### [WRITTEN TASK]
Single out the lines that include the word "name". Copy them.

### [PROVIDED DATA]
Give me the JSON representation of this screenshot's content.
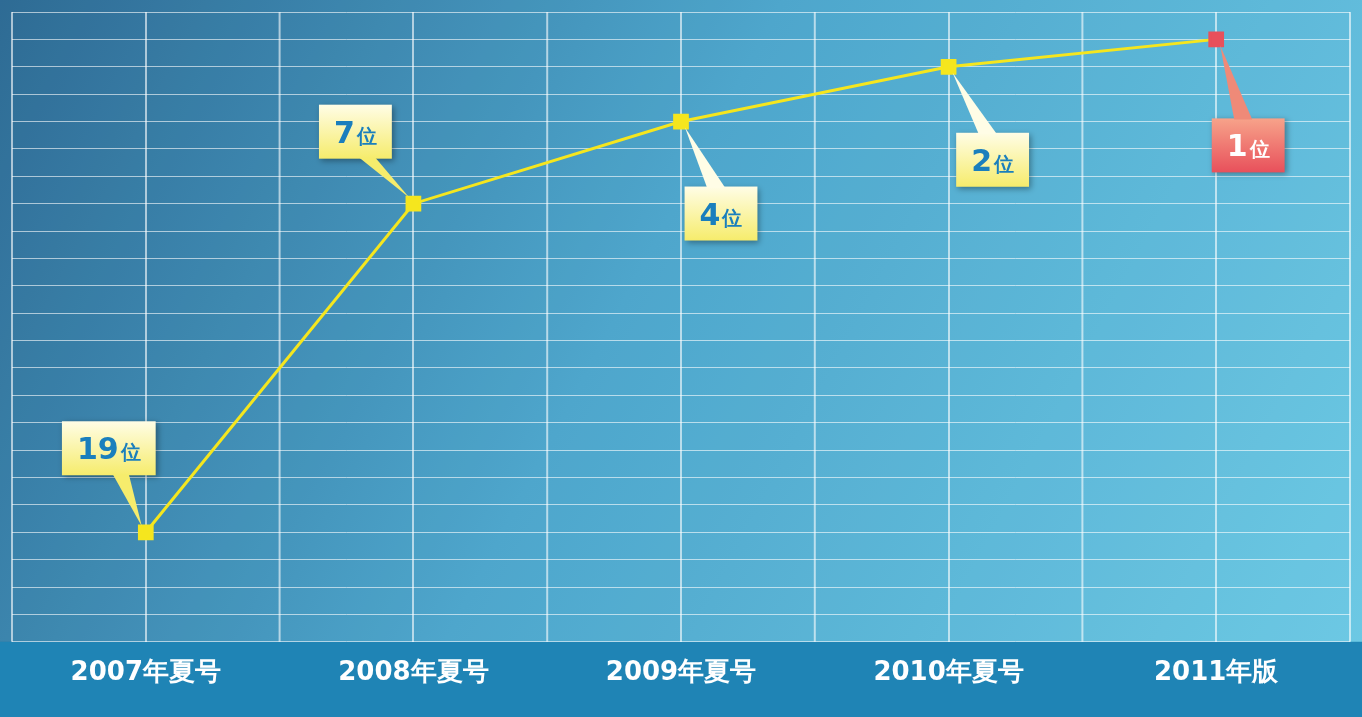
{
  "chart_data": {
    "type": "line",
    "categories": [
      "2007年夏号",
      "2008年夏号",
      "2009年夏号",
      "2010年夏号",
      "2011年版"
    ],
    "values": [
      19,
      7,
      4,
      2,
      1
    ],
    "value_labels": [
      "19位",
      "7位",
      "4位",
      "2位",
      "1位"
    ],
    "data_labels": true,
    "color": "#f5e61e",
    "colors": [
      "#f5e61e",
      "#f5e61e",
      "#f5e61e",
      "#f5e61e",
      "#e8505b"
    ],
    "marker": "square",
    "ylim": [
      23,
      0
    ],
    "yticks": [
      0,
      1,
      2,
      3,
      4,
      5,
      6,
      7,
      8,
      9,
      10,
      11,
      12,
      13,
      14,
      15,
      16,
      17,
      18,
      19,
      20,
      21,
      22,
      23
    ],
    "grid": true,
    "tick_labels": "x"
  }
}
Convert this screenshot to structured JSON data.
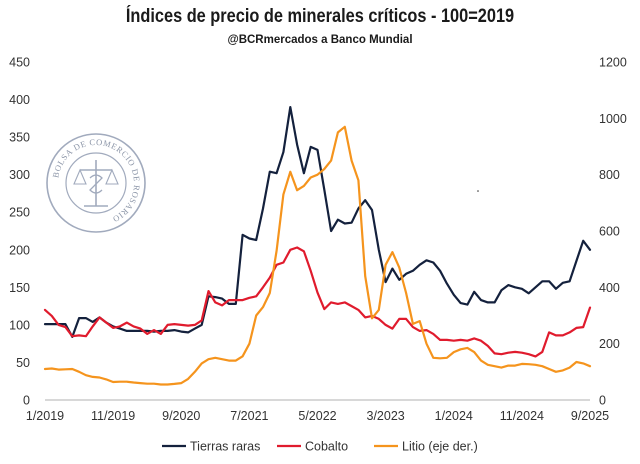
{
  "chart_data": {
    "type": "line",
    "title": "Índices de precio de minerales críticos - 100=2019",
    "subtitle": "@BCRmercados a Banco Mundial",
    "x_start": "2019-01",
    "x_end": "2025-09",
    "x_ticks": [
      "1/2019",
      "11/2019",
      "9/2020",
      "7/2021",
      "5/2022",
      "3/2023",
      "1/2024",
      "11/2024",
      "9/2025"
    ],
    "y_left": {
      "ticks": [
        0,
        50,
        100,
        150,
        200,
        250,
        300,
        350,
        400,
        450
      ],
      "range": [
        0,
        450
      ]
    },
    "y_right": {
      "ticks": [
        0,
        200,
        400,
        600,
        800,
        1000,
        1200
      ],
      "range": [
        0,
        1200
      ]
    },
    "series": [
      {
        "name": "Tierras raras",
        "axis": "left",
        "color": "#14213d",
        "points": [
          [
            "2019-01",
            101
          ],
          [
            "2019-02",
            101
          ],
          [
            "2019-03",
            101
          ],
          [
            "2019-04",
            101
          ],
          [
            "2019-05",
            84
          ],
          [
            "2019-06",
            109
          ],
          [
            "2019-07",
            109
          ],
          [
            "2019-08",
            104
          ],
          [
            "2019-09",
            110
          ],
          [
            "2019-10",
            103
          ],
          [
            "2019-11",
            98
          ],
          [
            "2019-12",
            95
          ],
          [
            "2020-01",
            92
          ],
          [
            "2020-02",
            92
          ],
          [
            "2020-03",
            92
          ],
          [
            "2020-04",
            92
          ],
          [
            "2020-05",
            91
          ],
          [
            "2020-06",
            92
          ],
          [
            "2020-07",
            92
          ],
          [
            "2020-08",
            93
          ],
          [
            "2020-09",
            91
          ],
          [
            "2020-10",
            90
          ],
          [
            "2020-11",
            95
          ],
          [
            "2020-12",
            100
          ],
          [
            "2021-01",
            138
          ],
          [
            "2021-02",
            137
          ],
          [
            "2021-03",
            135
          ],
          [
            "2021-04",
            128
          ],
          [
            "2021-05",
            128
          ],
          [
            "2021-06",
            220
          ],
          [
            "2021-07",
            215
          ],
          [
            "2021-08",
            213
          ],
          [
            "2021-09",
            255
          ],
          [
            "2021-10",
            304
          ],
          [
            "2021-11",
            302
          ],
          [
            "2021-12",
            330
          ],
          [
            "2022-01",
            390
          ],
          [
            "2022-02",
            340
          ],
          [
            "2022-03",
            302
          ],
          [
            "2022-04",
            337
          ],
          [
            "2022-05",
            333
          ],
          [
            "2022-06",
            280
          ],
          [
            "2022-07",
            225
          ],
          [
            "2022-08",
            240
          ],
          [
            "2022-09",
            235
          ],
          [
            "2022-10",
            236
          ],
          [
            "2022-11",
            255
          ],
          [
            "2022-12",
            266
          ],
          [
            "2023-01",
            253
          ],
          [
            "2023-02",
            200
          ],
          [
            "2023-03",
            157
          ],
          [
            "2023-04",
            175
          ],
          [
            "2023-05",
            160
          ],
          [
            "2023-06",
            168
          ],
          [
            "2023-07",
            172
          ],
          [
            "2023-08",
            180
          ],
          [
            "2023-09",
            186
          ],
          [
            "2023-10",
            183
          ],
          [
            "2023-11",
            172
          ],
          [
            "2023-12",
            155
          ],
          [
            "2024-01",
            140
          ],
          [
            "2024-02",
            129
          ],
          [
            "2024-03",
            127
          ],
          [
            "2024-04",
            144
          ],
          [
            "2024-05",
            133
          ],
          [
            "2024-06",
            130
          ],
          [
            "2024-07",
            130
          ],
          [
            "2024-08",
            146
          ],
          [
            "2024-09",
            153
          ],
          [
            "2024-10",
            150
          ],
          [
            "2024-11",
            148
          ],
          [
            "2024-12",
            142
          ],
          [
            "2025-01",
            150
          ],
          [
            "2025-02",
            158
          ],
          [
            "2025-03",
            158
          ],
          [
            "2025-04",
            148
          ],
          [
            "2025-05",
            156
          ],
          [
            "2025-06",
            158
          ],
          [
            "2025-07",
            185
          ],
          [
            "2025-08",
            212
          ],
          [
            "2025-09",
            200
          ]
        ]
      },
      {
        "name": "Cobalto",
        "axis": "left",
        "color": "#e01b2d",
        "points": [
          [
            "2019-01",
            120
          ],
          [
            "2019-02",
            112
          ],
          [
            "2019-03",
            100
          ],
          [
            "2019-04",
            97
          ],
          [
            "2019-05",
            85
          ],
          [
            "2019-06",
            86
          ],
          [
            "2019-07",
            85
          ],
          [
            "2019-08",
            98
          ],
          [
            "2019-09",
            110
          ],
          [
            "2019-10",
            103
          ],
          [
            "2019-11",
            96
          ],
          [
            "2019-12",
            98
          ],
          [
            "2020-01",
            103
          ],
          [
            "2020-02",
            98
          ],
          [
            "2020-03",
            95
          ],
          [
            "2020-04",
            88
          ],
          [
            "2020-05",
            93
          ],
          [
            "2020-06",
            88
          ],
          [
            "2020-07",
            100
          ],
          [
            "2020-08",
            101
          ],
          [
            "2020-09",
            100
          ],
          [
            "2020-10",
            99
          ],
          [
            "2020-11",
            100
          ],
          [
            "2020-12",
            106
          ],
          [
            "2021-01",
            145
          ],
          [
            "2021-02",
            130
          ],
          [
            "2021-03",
            126
          ],
          [
            "2021-04",
            133
          ],
          [
            "2021-05",
            133
          ],
          [
            "2021-06",
            133
          ],
          [
            "2021-07",
            136
          ],
          [
            "2021-08",
            138
          ],
          [
            "2021-09",
            150
          ],
          [
            "2021-10",
            163
          ],
          [
            "2021-11",
            180
          ],
          [
            "2021-12",
            183
          ],
          [
            "2022-01",
            200
          ],
          [
            "2022-02",
            203
          ],
          [
            "2022-03",
            198
          ],
          [
            "2022-04",
            172
          ],
          [
            "2022-05",
            143
          ],
          [
            "2022-06",
            121
          ],
          [
            "2022-07",
            130
          ],
          [
            "2022-08",
            128
          ],
          [
            "2022-09",
            130
          ],
          [
            "2022-10",
            125
          ],
          [
            "2022-11",
            120
          ],
          [
            "2022-12",
            110
          ],
          [
            "2023-01",
            112
          ],
          [
            "2023-02",
            108
          ],
          [
            "2023-03",
            100
          ],
          [
            "2023-04",
            95
          ],
          [
            "2023-05",
            108
          ],
          [
            "2023-06",
            108
          ],
          [
            "2023-07",
            97
          ],
          [
            "2023-08",
            92
          ],
          [
            "2023-09",
            93
          ],
          [
            "2023-10",
            88
          ],
          [
            "2023-11",
            80
          ],
          [
            "2023-12",
            80
          ],
          [
            "2024-01",
            79
          ],
          [
            "2024-02",
            80
          ],
          [
            "2024-03",
            79
          ],
          [
            "2024-04",
            82
          ],
          [
            "2024-05",
            79
          ],
          [
            "2024-06",
            72
          ],
          [
            "2024-07",
            62
          ],
          [
            "2024-08",
            61
          ],
          [
            "2024-09",
            63
          ],
          [
            "2024-10",
            64
          ],
          [
            "2024-11",
            63
          ],
          [
            "2024-12",
            61
          ],
          [
            "2025-01",
            58
          ],
          [
            "2025-02",
            64
          ],
          [
            "2025-03",
            90
          ],
          [
            "2025-04",
            86
          ],
          [
            "2025-05",
            86
          ],
          [
            "2025-06",
            90
          ],
          [
            "2025-07",
            96
          ],
          [
            "2025-08",
            97
          ],
          [
            "2025-09",
            123
          ]
        ]
      },
      {
        "name": "Litio (eje der.)",
        "axis": "right",
        "color": "#f5941d",
        "points": [
          [
            "2019-01",
            110
          ],
          [
            "2019-02",
            112
          ],
          [
            "2019-03",
            108
          ],
          [
            "2019-04",
            109
          ],
          [
            "2019-05",
            110
          ],
          [
            "2019-06",
            100
          ],
          [
            "2019-07",
            88
          ],
          [
            "2019-08",
            82
          ],
          [
            "2019-09",
            80
          ],
          [
            "2019-10",
            73
          ],
          [
            "2019-11",
            64
          ],
          [
            "2019-12",
            65
          ],
          [
            "2020-01",
            65
          ],
          [
            "2020-02",
            62
          ],
          [
            "2020-03",
            60
          ],
          [
            "2020-04",
            58
          ],
          [
            "2020-05",
            58
          ],
          [
            "2020-06",
            55
          ],
          [
            "2020-07",
            55
          ],
          [
            "2020-08",
            57
          ],
          [
            "2020-09",
            60
          ],
          [
            "2020-10",
            75
          ],
          [
            "2020-11",
            100
          ],
          [
            "2020-12",
            130
          ],
          [
            "2021-01",
            145
          ],
          [
            "2021-02",
            150
          ],
          [
            "2021-03",
            145
          ],
          [
            "2021-04",
            140
          ],
          [
            "2021-05",
            140
          ],
          [
            "2021-06",
            155
          ],
          [
            "2021-07",
            200
          ],
          [
            "2021-08",
            300
          ],
          [
            "2021-09",
            330
          ],
          [
            "2021-10",
            380
          ],
          [
            "2021-11",
            530
          ],
          [
            "2021-12",
            730
          ],
          [
            "2022-01",
            810
          ],
          [
            "2022-02",
            745
          ],
          [
            "2022-03",
            760
          ],
          [
            "2022-04",
            790
          ],
          [
            "2022-05",
            800
          ],
          [
            "2022-06",
            820
          ],
          [
            "2022-07",
            850
          ],
          [
            "2022-08",
            950
          ],
          [
            "2022-09",
            970
          ],
          [
            "2022-10",
            850
          ],
          [
            "2022-11",
            780
          ],
          [
            "2022-12",
            440
          ],
          [
            "2023-01",
            290
          ],
          [
            "2023-02",
            320
          ],
          [
            "2023-03",
            480
          ],
          [
            "2023-04",
            525
          ],
          [
            "2023-05",
            470
          ],
          [
            "2023-06",
            380
          ],
          [
            "2023-07",
            270
          ],
          [
            "2023-08",
            280
          ],
          [
            "2023-09",
            200
          ],
          [
            "2023-10",
            150
          ],
          [
            "2023-11",
            148
          ],
          [
            "2023-12",
            150
          ],
          [
            "2024-01",
            170
          ],
          [
            "2024-02",
            180
          ],
          [
            "2024-03",
            185
          ],
          [
            "2024-04",
            170
          ],
          [
            "2024-05",
            140
          ],
          [
            "2024-06",
            125
          ],
          [
            "2024-07",
            120
          ],
          [
            "2024-08",
            115
          ],
          [
            "2024-09",
            122
          ],
          [
            "2024-10",
            122
          ],
          [
            "2024-11",
            128
          ],
          [
            "2024-12",
            127
          ],
          [
            "2025-01",
            125
          ],
          [
            "2025-02",
            120
          ],
          [
            "2025-03",
            110
          ],
          [
            "2025-04",
            100
          ],
          [
            "2025-05",
            105
          ],
          [
            "2025-06",
            115
          ],
          [
            "2025-07",
            135
          ],
          [
            "2025-08",
            130
          ],
          [
            "2025-09",
            120
          ]
        ]
      }
    ],
    "grid": false,
    "legend_position": "bottom",
    "watermark": "BOLSA DE COMERCIO DE ROSARIO"
  }
}
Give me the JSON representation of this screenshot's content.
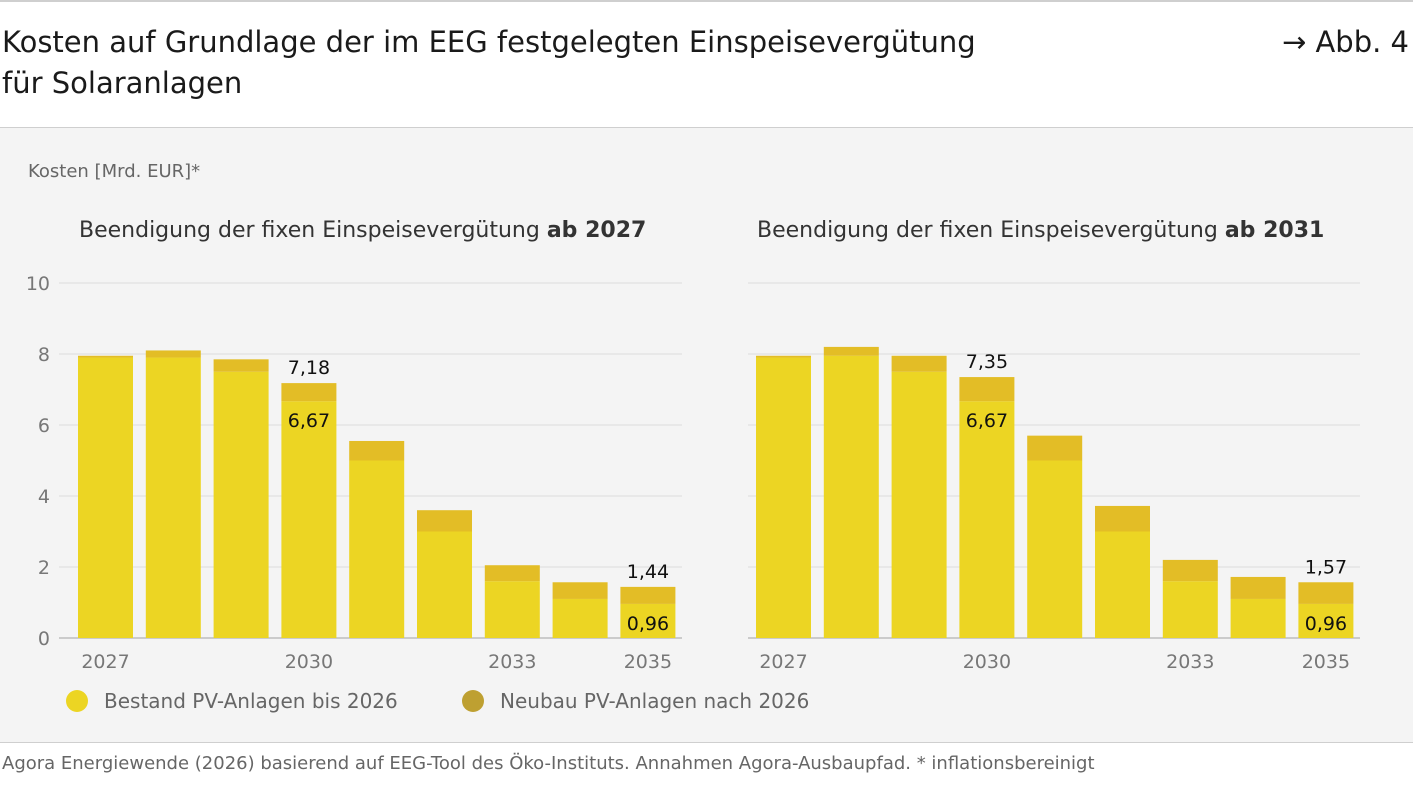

### [RESULT OF THE EXERCISE]
        "name": "Tierras raras",
        "name": "Cobalto",
        "name": "Litio (eje der.)",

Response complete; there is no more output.